Data for the task:
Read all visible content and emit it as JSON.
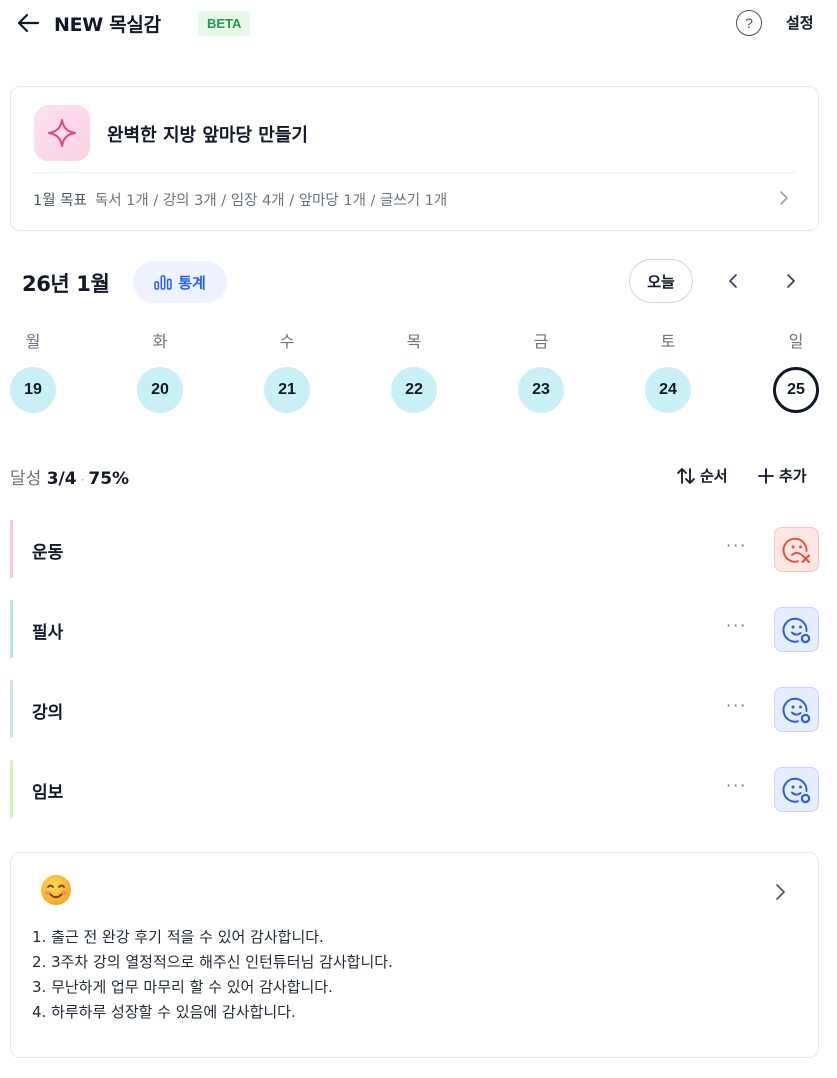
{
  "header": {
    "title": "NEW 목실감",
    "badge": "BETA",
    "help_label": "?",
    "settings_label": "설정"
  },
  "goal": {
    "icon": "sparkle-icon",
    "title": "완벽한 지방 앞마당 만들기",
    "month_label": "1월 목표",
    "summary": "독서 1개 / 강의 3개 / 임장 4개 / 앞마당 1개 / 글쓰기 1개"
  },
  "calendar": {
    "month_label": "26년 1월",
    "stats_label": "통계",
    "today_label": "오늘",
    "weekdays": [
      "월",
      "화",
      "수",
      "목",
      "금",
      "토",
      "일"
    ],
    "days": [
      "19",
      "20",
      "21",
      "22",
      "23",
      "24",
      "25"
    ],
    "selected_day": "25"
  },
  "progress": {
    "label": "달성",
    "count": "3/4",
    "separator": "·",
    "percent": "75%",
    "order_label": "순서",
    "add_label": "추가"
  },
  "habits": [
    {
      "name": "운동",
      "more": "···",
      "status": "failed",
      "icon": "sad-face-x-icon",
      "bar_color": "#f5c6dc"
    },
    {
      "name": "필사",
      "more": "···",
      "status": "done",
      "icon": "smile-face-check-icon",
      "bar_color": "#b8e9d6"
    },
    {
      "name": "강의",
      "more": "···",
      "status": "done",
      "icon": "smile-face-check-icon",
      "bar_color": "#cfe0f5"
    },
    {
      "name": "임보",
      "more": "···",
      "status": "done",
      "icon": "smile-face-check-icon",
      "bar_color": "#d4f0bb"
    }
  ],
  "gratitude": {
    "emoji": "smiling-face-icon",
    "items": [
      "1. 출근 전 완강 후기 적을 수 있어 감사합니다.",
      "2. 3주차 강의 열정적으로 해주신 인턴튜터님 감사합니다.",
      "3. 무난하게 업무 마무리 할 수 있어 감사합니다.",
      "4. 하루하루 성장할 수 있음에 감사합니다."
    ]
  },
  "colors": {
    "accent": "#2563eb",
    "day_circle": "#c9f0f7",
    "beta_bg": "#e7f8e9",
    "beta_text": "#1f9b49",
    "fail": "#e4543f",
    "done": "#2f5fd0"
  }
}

--

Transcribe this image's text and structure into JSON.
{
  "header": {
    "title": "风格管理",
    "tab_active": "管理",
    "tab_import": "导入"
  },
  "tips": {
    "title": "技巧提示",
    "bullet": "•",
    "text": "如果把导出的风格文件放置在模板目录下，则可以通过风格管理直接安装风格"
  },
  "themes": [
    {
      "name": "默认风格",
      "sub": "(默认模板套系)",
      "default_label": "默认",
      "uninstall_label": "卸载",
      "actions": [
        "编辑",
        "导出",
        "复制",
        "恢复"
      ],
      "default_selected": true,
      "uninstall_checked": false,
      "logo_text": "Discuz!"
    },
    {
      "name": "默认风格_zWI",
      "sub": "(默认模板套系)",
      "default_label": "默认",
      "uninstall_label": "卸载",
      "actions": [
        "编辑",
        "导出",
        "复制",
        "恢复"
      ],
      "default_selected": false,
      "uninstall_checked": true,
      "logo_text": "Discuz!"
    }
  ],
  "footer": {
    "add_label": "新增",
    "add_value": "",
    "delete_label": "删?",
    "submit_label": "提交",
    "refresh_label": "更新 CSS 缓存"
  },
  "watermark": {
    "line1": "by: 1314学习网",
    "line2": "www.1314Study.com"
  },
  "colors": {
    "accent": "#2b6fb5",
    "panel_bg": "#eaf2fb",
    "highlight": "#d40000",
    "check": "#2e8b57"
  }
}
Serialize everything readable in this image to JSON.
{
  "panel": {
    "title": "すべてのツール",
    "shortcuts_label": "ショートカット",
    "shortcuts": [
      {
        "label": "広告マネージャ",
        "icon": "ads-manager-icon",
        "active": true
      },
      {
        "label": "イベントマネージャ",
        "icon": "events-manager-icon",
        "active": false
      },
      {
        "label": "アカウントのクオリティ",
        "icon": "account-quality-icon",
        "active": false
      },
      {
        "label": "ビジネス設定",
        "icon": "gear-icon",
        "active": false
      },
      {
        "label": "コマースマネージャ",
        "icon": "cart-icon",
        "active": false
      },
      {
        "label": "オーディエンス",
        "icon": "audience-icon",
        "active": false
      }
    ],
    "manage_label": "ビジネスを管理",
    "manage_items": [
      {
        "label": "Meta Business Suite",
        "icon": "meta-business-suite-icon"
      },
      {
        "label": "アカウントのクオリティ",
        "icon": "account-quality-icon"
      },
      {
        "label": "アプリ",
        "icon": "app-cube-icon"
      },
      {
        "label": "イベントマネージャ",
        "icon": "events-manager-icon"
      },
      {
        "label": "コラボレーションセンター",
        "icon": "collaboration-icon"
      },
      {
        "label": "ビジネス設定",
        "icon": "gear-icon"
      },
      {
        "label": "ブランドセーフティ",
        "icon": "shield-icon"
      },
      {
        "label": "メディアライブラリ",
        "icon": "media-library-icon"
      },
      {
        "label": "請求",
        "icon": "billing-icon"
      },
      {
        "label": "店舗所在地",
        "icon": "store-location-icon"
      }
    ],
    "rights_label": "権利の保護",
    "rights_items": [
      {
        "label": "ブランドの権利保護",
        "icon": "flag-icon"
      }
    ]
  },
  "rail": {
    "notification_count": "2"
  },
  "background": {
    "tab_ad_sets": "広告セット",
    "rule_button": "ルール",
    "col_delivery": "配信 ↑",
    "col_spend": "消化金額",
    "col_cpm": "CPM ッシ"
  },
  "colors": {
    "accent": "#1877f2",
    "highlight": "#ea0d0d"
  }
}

...

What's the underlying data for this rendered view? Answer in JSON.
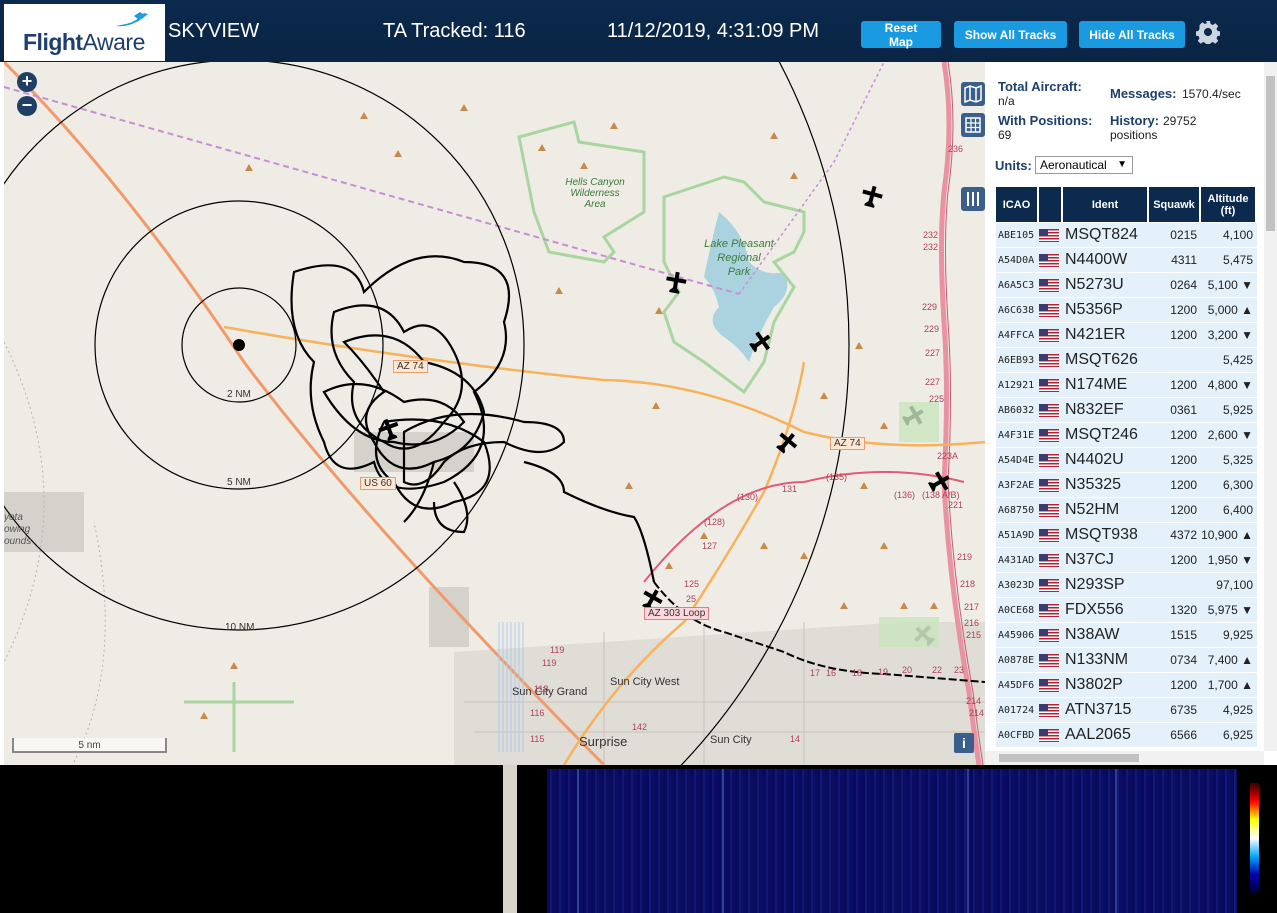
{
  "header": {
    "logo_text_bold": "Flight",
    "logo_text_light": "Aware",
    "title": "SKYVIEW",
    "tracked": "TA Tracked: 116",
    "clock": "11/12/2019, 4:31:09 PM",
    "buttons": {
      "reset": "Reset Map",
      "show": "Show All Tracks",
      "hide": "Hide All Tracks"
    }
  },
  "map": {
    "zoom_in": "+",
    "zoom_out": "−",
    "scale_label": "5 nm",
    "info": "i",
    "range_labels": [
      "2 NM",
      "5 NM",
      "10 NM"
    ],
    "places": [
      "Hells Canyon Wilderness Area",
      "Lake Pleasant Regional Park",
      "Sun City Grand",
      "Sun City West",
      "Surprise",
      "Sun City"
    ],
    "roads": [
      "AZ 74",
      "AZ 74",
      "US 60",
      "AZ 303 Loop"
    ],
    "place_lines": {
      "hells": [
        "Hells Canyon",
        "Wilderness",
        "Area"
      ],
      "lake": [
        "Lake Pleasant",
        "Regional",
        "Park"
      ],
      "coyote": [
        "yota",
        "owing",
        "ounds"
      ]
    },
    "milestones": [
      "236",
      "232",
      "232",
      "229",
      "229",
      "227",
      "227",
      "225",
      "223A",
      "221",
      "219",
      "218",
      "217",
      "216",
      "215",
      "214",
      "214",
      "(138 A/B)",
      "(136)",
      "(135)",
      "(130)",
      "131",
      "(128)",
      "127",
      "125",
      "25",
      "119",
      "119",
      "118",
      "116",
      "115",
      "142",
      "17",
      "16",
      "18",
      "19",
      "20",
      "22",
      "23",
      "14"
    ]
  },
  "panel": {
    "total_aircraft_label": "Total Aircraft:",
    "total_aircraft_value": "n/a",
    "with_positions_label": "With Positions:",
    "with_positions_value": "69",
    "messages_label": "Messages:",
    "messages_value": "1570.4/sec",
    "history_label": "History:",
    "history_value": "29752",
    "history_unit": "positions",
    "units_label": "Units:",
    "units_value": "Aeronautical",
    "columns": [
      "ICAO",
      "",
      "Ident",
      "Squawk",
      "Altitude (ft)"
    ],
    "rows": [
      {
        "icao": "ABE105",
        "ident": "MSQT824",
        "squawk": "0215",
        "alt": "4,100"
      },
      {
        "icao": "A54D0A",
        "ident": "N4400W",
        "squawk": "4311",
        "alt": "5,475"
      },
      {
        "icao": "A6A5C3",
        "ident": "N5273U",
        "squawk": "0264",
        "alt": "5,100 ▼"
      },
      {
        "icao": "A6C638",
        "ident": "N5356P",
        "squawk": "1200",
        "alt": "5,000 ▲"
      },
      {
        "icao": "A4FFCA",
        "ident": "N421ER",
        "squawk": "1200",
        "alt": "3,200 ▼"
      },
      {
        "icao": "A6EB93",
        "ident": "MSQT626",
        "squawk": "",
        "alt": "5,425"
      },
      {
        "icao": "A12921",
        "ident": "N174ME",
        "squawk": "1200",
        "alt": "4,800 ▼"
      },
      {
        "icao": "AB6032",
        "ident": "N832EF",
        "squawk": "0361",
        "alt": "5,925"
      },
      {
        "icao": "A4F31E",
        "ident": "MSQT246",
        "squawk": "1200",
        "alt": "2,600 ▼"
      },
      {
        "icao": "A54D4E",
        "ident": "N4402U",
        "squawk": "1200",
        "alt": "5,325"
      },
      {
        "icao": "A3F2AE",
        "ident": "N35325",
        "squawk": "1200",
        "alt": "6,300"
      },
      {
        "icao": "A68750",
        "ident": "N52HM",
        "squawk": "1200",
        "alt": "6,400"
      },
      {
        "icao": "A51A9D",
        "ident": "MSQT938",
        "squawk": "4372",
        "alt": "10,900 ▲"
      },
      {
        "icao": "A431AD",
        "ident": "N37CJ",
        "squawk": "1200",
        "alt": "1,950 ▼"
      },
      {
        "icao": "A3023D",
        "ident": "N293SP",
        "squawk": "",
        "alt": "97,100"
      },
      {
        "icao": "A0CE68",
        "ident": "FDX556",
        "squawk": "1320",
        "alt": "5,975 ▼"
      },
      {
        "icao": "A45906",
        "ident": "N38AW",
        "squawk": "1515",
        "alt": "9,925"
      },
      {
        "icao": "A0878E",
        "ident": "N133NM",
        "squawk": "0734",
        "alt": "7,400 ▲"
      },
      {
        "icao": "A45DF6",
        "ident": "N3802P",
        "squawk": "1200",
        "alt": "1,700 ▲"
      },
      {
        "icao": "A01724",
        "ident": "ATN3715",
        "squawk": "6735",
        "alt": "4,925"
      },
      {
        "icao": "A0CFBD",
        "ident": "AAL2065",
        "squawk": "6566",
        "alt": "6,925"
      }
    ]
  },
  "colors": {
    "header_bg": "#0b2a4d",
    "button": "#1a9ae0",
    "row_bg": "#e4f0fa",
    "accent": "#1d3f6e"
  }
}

Work to be completed: Copy every line of the listing where the word "accent" appears.

Written response:
    "accent": "#2563eb",
    "accent": "#2b6fb5",
    "accent": "#1877f2",
    "accent": "#1d3f6e"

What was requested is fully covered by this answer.